Data records
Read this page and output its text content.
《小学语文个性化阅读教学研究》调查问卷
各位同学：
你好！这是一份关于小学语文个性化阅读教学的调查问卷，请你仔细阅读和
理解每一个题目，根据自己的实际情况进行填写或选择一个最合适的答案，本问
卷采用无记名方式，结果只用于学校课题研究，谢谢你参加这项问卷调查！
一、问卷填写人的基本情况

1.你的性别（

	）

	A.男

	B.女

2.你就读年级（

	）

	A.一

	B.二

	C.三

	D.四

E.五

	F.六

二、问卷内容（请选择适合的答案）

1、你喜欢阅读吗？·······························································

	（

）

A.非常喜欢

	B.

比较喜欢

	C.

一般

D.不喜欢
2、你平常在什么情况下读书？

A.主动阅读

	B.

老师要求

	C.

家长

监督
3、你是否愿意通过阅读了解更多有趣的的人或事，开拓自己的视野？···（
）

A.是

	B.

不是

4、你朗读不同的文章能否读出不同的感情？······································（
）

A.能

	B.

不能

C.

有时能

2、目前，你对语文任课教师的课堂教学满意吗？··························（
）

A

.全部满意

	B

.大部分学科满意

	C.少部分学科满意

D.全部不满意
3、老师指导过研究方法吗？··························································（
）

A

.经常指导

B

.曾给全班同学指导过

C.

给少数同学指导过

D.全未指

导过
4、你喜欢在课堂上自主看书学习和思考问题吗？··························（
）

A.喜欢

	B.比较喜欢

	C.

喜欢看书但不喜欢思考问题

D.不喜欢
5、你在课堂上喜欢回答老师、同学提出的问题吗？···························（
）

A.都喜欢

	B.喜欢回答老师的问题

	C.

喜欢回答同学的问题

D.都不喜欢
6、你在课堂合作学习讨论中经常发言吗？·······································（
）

- _Problem details_
Reproduce the listing above verbatim, from first line to last.

- _Output_
Read this page and output its text content.
《小学语文个性化阅读教学研究》调查问卷
各位同学：
你好！这是一份关于小学语文个性化阅读教学的调查问卷，请你仔细阅读和
理解每一个题目，根据自己的实际情况进行填写或选择一个最合适的答案，本问
卷采用无记名方式，结果只用于学校课题研究，谢谢你参加这项问卷调查！
一、问卷填写人的基本情况

1.你的性别（

	）

	A.男

	B.女

2.你就读年级（

	）

	A.一

	B.二

	C.三

	D.四

E.五

	F.六

二、问卷内容（请选择适合的答案）

1、你喜欢阅读吗？·······························································

	（

）

A.非常喜欢

	B.

比较喜欢

	C.

一般

D.不喜欢
2、你平常在什么情况下读书？

A.主动阅读

	B.

老师要求

	C.

家长

监督
3、你是否愿意通过阅读了解更多有趣的的人或事，开拓自己的视野？···（
）

A.是

	B.

不是

4、你朗读不同的文章能否读出不同的感情？······································（
）

A.能

	B.

不能

C.

有时能

2、目前，你对语文任课教师的课堂教学满意吗？··························（
）

A

.全部满意

	B

.大部分学科满意

	C.少部分学科满意

D.全部不满意
3、老师指导过研究方法吗？··························································（
）

A

.经常指导

B

.曾给全班同学指导过

C.

给少数同学指导过

D.全未指

导过
4、你喜欢在课堂上自主看书学习和思考问题吗？··························（
）

A.喜欢

	B.比较喜欢

	C.

喜欢看书但不喜欢思考问题

D.不喜欢
5、你在课堂上喜欢回答老师、同学提出的问题吗？···························（
）

A.都喜欢

	B.喜欢回答老师的问题

	C.

喜欢回答同学的问题

D.都不喜欢
6、你在课堂合作学习讨论中经常发言吗？·······································（
）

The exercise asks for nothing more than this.